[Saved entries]
────────────────
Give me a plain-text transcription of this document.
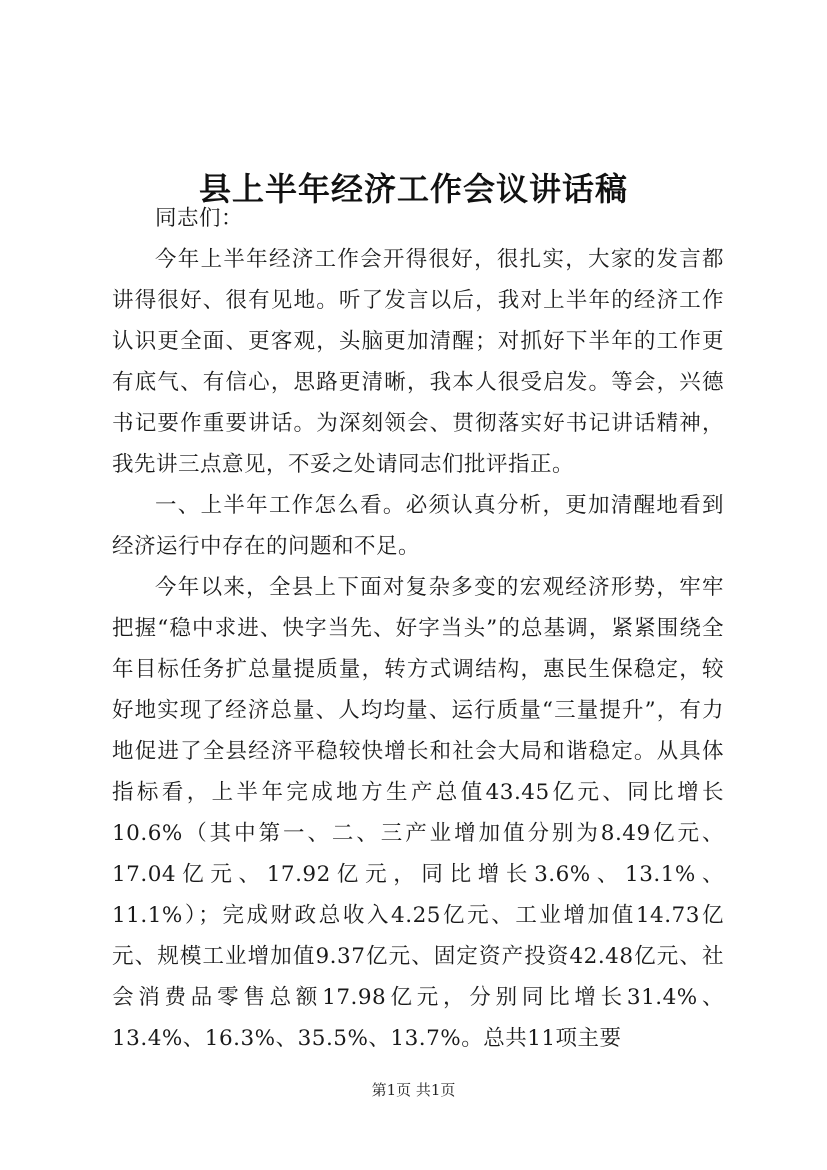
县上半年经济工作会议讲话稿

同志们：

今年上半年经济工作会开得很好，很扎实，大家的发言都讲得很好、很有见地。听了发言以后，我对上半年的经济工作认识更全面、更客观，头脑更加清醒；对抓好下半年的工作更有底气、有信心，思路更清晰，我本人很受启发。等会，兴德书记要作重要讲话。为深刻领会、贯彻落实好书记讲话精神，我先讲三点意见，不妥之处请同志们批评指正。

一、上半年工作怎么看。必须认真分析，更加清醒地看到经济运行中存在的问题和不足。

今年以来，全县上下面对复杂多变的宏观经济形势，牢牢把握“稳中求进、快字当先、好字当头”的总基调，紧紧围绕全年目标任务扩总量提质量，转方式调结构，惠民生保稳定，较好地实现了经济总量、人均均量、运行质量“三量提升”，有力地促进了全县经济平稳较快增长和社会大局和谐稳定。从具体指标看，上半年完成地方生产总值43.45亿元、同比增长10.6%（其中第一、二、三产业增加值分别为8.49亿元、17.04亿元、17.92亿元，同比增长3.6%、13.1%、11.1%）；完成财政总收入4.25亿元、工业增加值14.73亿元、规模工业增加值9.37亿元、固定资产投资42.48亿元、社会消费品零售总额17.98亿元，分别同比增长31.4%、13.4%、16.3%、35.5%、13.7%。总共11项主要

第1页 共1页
────────────────
→ Required work
Repeat each record exactly as shown above, dropping all images.

→ Exercise result
Give me a plain-text transcription of this document.
县上半年经济工作会议讲话稿

同志们：

今年上半年经济工作会开得很好，很扎实，大家的发言都讲得很好、很有见地。听了发言以后，我对上半年的经济工作认识更全面、更客观，头脑更加清醒；对抓好下半年的工作更有底气、有信心，思路更清晰，我本人很受启发。等会，兴德书记要作重要讲话。为深刻领会、贯彻落实好书记讲话精神，我先讲三点意见，不妥之处请同志们批评指正。

一、上半年工作怎么看。必须认真分析，更加清醒地看到经济运行中存在的问题和不足。

今年以来，全县上下面对复杂多变的宏观经济形势，牢牢把握“稳中求进、快字当先、好字当头”的总基调，紧紧围绕全年目标任务扩总量提质量，转方式调结构，惠民生保稳定，较好地实现了经济总量、人均均量、运行质量“三量提升”，有力地促进了全县经济平稳较快增长和社会大局和谐稳定。从具体指标看，上半年完成地方生产总值43.45亿元、同比增长10.6%（其中第一、二、三产业增加值分别为8.49亿元、17.04亿元、17.92亿元，同比增长3.6%、13.1%、11.1%）；完成财政总收入4.25亿元、工业增加值14.73亿元、规模工业增加值9.37亿元、固定资产投资42.48亿元、社会消费品零售总额17.98亿元，分别同比增长31.4%、13.4%、16.3%、35.5%、13.7%。总共11项主要

第1页 共1页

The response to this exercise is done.